(Stored data entries)
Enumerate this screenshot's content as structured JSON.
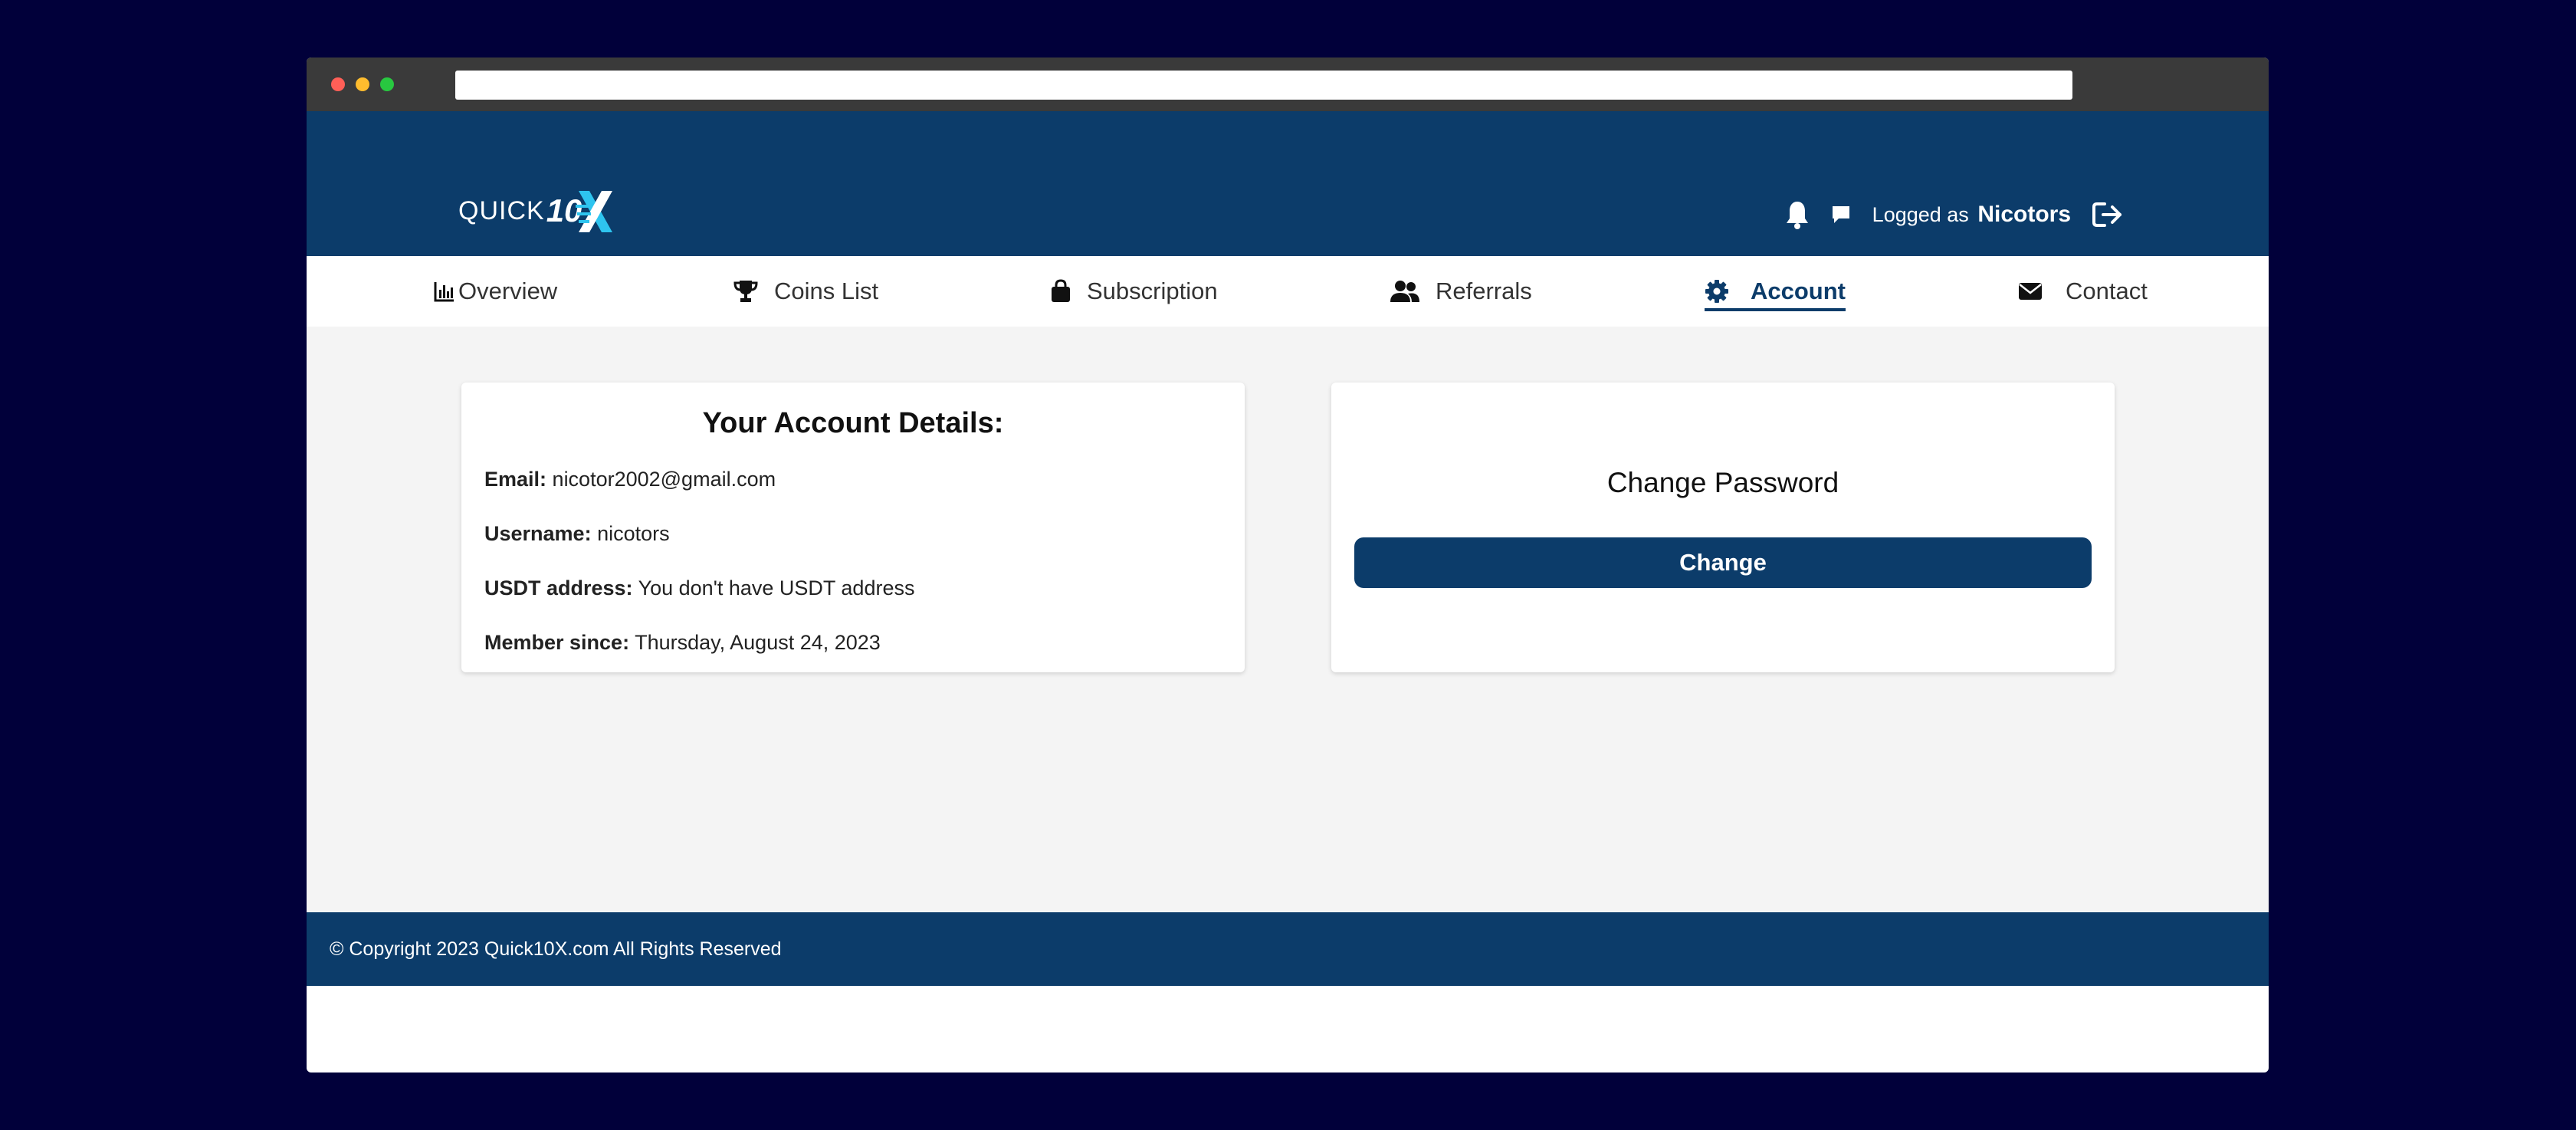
{
  "header": {
    "logo": {
      "text": "QUICK",
      "number": "10",
      "mark": "X"
    },
    "logged_prefix": "Logged as",
    "username": "Nicotors"
  },
  "nav": {
    "items": [
      {
        "label": "Overview",
        "icon": "bar-chart-icon"
      },
      {
        "label": "Coins List",
        "icon": "trophy-icon"
      },
      {
        "label": "Subscription",
        "icon": "shopping-bag-icon"
      },
      {
        "label": "Referrals",
        "icon": "users-icon"
      },
      {
        "label": "Account",
        "icon": "gear-icon",
        "active": true
      },
      {
        "label": "Contact",
        "icon": "envelope-icon"
      }
    ]
  },
  "account": {
    "title": "Your Account Details:",
    "email_label": "Email:",
    "email": "nicotor2002@gmail.com",
    "username_label": "Username:",
    "username": "nicotors",
    "usdt_label": "USDT address:",
    "usdt": "You don't have USDT address",
    "member_label": "Member since:",
    "member": "Thursday, August 24, 2023"
  },
  "password": {
    "title": "Change Password",
    "button": "Change"
  },
  "footer": {
    "text": "© Copyright 2023 Quick10X.com All Rights Reserved"
  },
  "colors": {
    "primary": "#0c3c6a",
    "page_bg": "#01003a",
    "content_bg": "#f4f4f4",
    "logo_accent": "#2ec4ef"
  }
}
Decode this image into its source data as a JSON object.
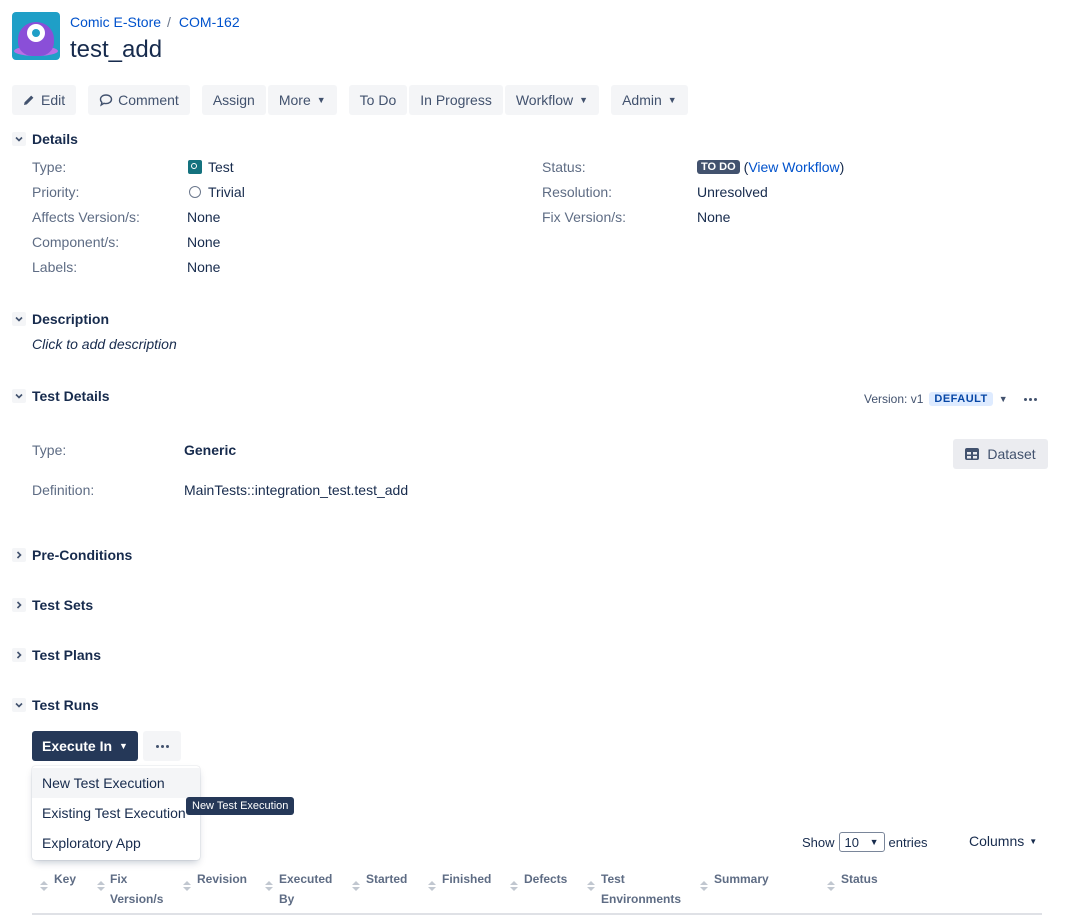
{
  "breadcrumb": {
    "project": "Comic E-Store",
    "separator": "/",
    "issue_key": "COM-162"
  },
  "issue": {
    "title": "test_add"
  },
  "toolbar": {
    "edit": "Edit",
    "comment": "Comment",
    "assign": "Assign",
    "more": "More",
    "todo": "To Do",
    "in_progress": "In Progress",
    "workflow": "Workflow",
    "admin": "Admin"
  },
  "details": {
    "heading": "Details",
    "type_label": "Type:",
    "type_value": "Test",
    "priority_label": "Priority:",
    "priority_value": "Trivial",
    "affects_label": "Affects Version/s:",
    "affects_value": "None",
    "component_label": "Component/s:",
    "component_value": "None",
    "labels_label": "Labels:",
    "labels_value": "None",
    "status_label": "Status:",
    "status_value": "TO DO",
    "status_paren_open": "(",
    "view_workflow": "View Workflow",
    "status_paren_close": ")",
    "resolution_label": "Resolution:",
    "resolution_value": "Unresolved",
    "fix_label": "Fix Version/s:",
    "fix_value": "None"
  },
  "description": {
    "heading": "Description",
    "placeholder": "Click to add description"
  },
  "test_details": {
    "heading": "Test Details",
    "version_label": "Version: v1",
    "version_badge": "DEFAULT",
    "type_label": "Type:",
    "type_value": "Generic",
    "definition_label": "Definition:",
    "definition_value": "MainTests::integration_test.test_add",
    "dataset_button": "Dataset"
  },
  "sections": {
    "preconditions": "Pre-Conditions",
    "test_sets": "Test Sets",
    "test_plans": "Test Plans",
    "test_runs": "Test Runs"
  },
  "test_runs": {
    "execute_in": "Execute In",
    "menu": [
      "New Test Execution",
      "Existing Test Execution",
      "Exploratory App"
    ],
    "tooltip": "New Test Execution",
    "show": "Show",
    "entries_value": "10",
    "entries": "entries",
    "columns": "Columns",
    "headers": {
      "key": "Key",
      "fix_1": "Fix",
      "fix_2": "Version/s",
      "revision": "Revision",
      "executed_1": "Executed",
      "executed_2": "By",
      "started": "Started",
      "finished": "Finished",
      "defects": "Defects",
      "env_1": "Test",
      "env_2": "Environments",
      "summary": "Summary",
      "status": "Status"
    }
  },
  "colors": {
    "primary_dark": "#253858",
    "link": "#0052cc",
    "test_icon": "#14727e",
    "avatar_bg": "#1f9fc7"
  }
}
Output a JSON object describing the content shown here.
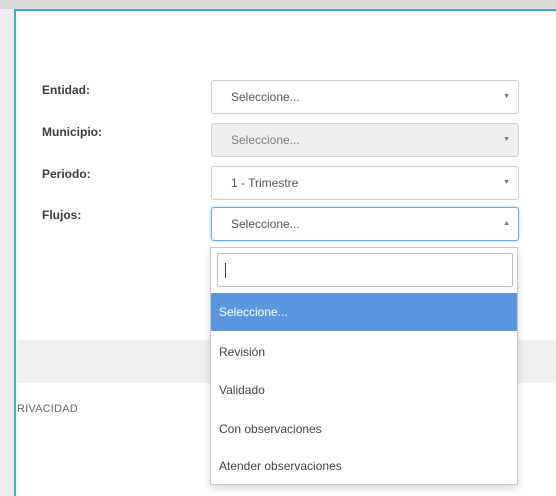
{
  "form": {
    "entidad": {
      "label": "Entidad:",
      "value": "Seleccione..."
    },
    "municipio": {
      "label": "Municipio:",
      "value": "Seleccione..."
    },
    "periodo": {
      "label": "Periodo:",
      "value": "1 - Trimestre"
    },
    "flujos": {
      "label": "Flujos:",
      "value": "Seleccione..."
    }
  },
  "dropdown": {
    "search_value": "",
    "options": [
      {
        "label": "Seleccione...",
        "selected": true
      },
      {
        "label": "Revisión",
        "selected": false
      },
      {
        "label": "Validado",
        "selected": false
      },
      {
        "label": "Con observaciones",
        "selected": false
      },
      {
        "label": "Atender observaciones",
        "selected": false
      }
    ]
  },
  "footer": {
    "privacy_text": "RIVACIDAD"
  },
  "colors": {
    "accent": "#3ab5ad",
    "highlight": "#5b97e0"
  },
  "icons": {
    "caret_down": "chevron-down-icon",
    "caret_up": "chevron-up-icon"
  }
}
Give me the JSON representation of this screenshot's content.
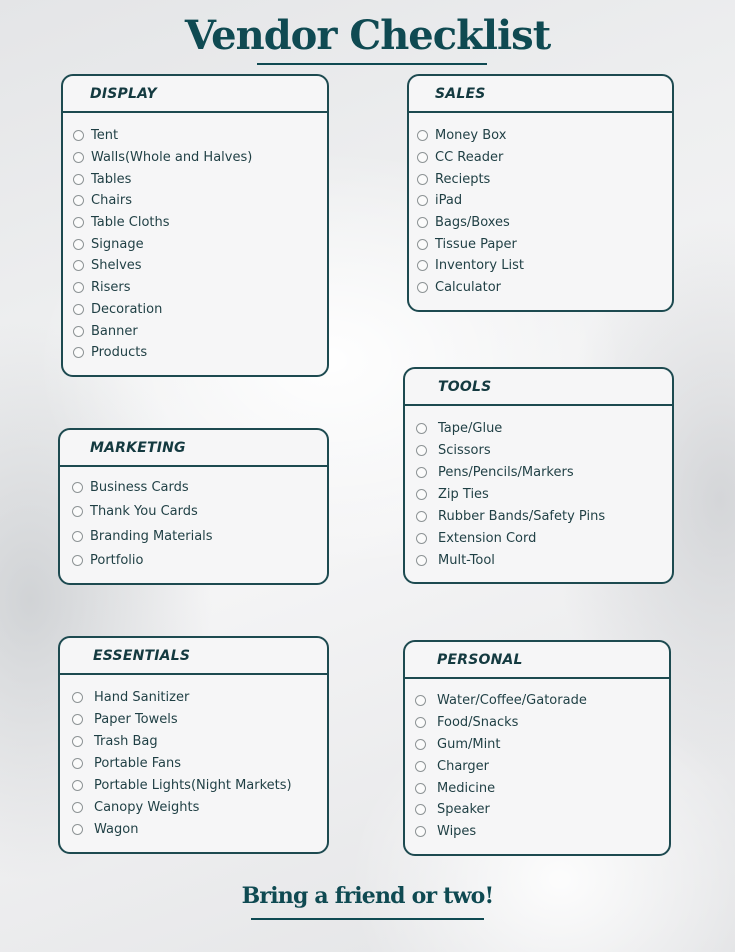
{
  "title": "Vendor Checklist",
  "footer": "Bring a friend or two!",
  "colors": {
    "accent": "#0f4a52",
    "border": "#1d4a50",
    "text": "#1f3f44",
    "card_bg": "#f6f6f7"
  },
  "sections": {
    "display": {
      "title": "DISPLAY",
      "items": [
        "Tent",
        "Walls(Whole and Halves)",
        "Tables",
        "Chairs",
        "Table Cloths",
        "Signage",
        "Shelves",
        "Risers",
        "Decoration",
        "Banner",
        "Products"
      ]
    },
    "sales": {
      "title": "SALES",
      "items": [
        "Money Box",
        "CC Reader",
        "Reciepts",
        "iPad",
        "Bags/Boxes",
        "Tissue Paper",
        "Inventory List",
        "Calculator"
      ]
    },
    "marketing": {
      "title": "MARKETING",
      "items": [
        "Business Cards",
        "Thank You Cards",
        "Branding Materials",
        "Portfolio"
      ]
    },
    "tools": {
      "title": "TOOLS",
      "items": [
        "Tape/Glue",
        "Scissors",
        "Pens/Pencils/Markers",
        "Zip Ties",
        "Rubber Bands/Safety Pins",
        "Extension Cord",
        "Mult-Tool"
      ]
    },
    "essentials": {
      "title": "ESSENTIALS",
      "items": [
        "Hand Sanitizer",
        "Paper Towels",
        "Trash Bag",
        "Portable Fans",
        "Portable Lights(Night Markets)",
        "Canopy Weights",
        "Wagon"
      ]
    },
    "personal": {
      "title": "PERSONAL",
      "items": [
        "Water/Coffee/Gatorade",
        "Food/Snacks",
        "Gum/Mint",
        "Charger",
        "Medicine",
        "Speaker",
        "Wipes"
      ]
    }
  }
}
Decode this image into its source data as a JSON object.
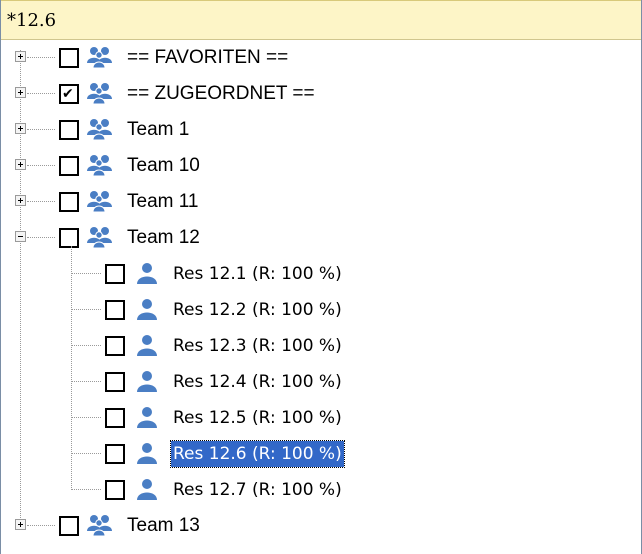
{
  "filter": {
    "value": "*12.6"
  },
  "tree": {
    "groups": [
      {
        "label": "== FAVORITEN ==",
        "checked": false,
        "expanded": false
      },
      {
        "label": "== ZUGEORDNET ==",
        "checked": true,
        "expanded": false
      },
      {
        "label": "Team 1",
        "checked": false,
        "expanded": false
      },
      {
        "label": "Team 10",
        "checked": false,
        "expanded": false
      },
      {
        "label": "Team 11",
        "checked": false,
        "expanded": false
      },
      {
        "label": "Team 12",
        "checked": false,
        "expanded": true,
        "children": [
          {
            "label": "Res 12.1 (R: 100 %)",
            "checked": false,
            "selected": false
          },
          {
            "label": "Res 12.2 (R: 100 %)",
            "checked": false,
            "selected": false
          },
          {
            "label": "Res 12.3 (R: 100 %)",
            "checked": false,
            "selected": false
          },
          {
            "label": "Res 12.4 (R: 100 %)",
            "checked": false,
            "selected": false
          },
          {
            "label": "Res 12.5 (R: 100 %)",
            "checked": false,
            "selected": false
          },
          {
            "label": "Res 12.6 (R: 100 %)",
            "checked": false,
            "selected": true
          },
          {
            "label": "Res 12.7 (R: 100 %)",
            "checked": false,
            "selected": false
          }
        ]
      },
      {
        "label": "Team 13",
        "checked": false,
        "expanded": false
      }
    ],
    "check_glyph": "✔",
    "group_icon": "group-people-icon",
    "resource_icon": "person-icon",
    "colors": {
      "icon_blue": "#4a7ec4",
      "selection": "#3268c8",
      "filter_background": "#fdf5c7"
    }
  }
}
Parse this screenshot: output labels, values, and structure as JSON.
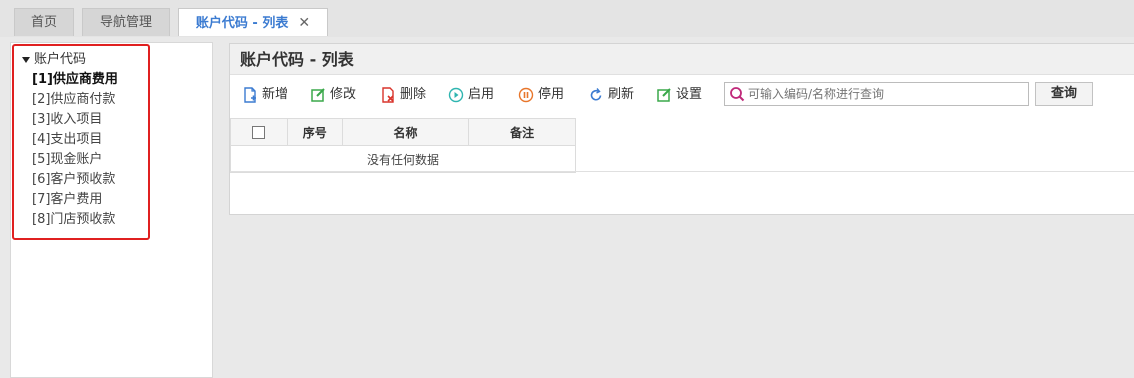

* _Given task_
Where a line holds "chevron", copy it out.

* _Task response_
    "caret_down": "chevron-down-icon",
    "caret_up": "chevron-up-icon"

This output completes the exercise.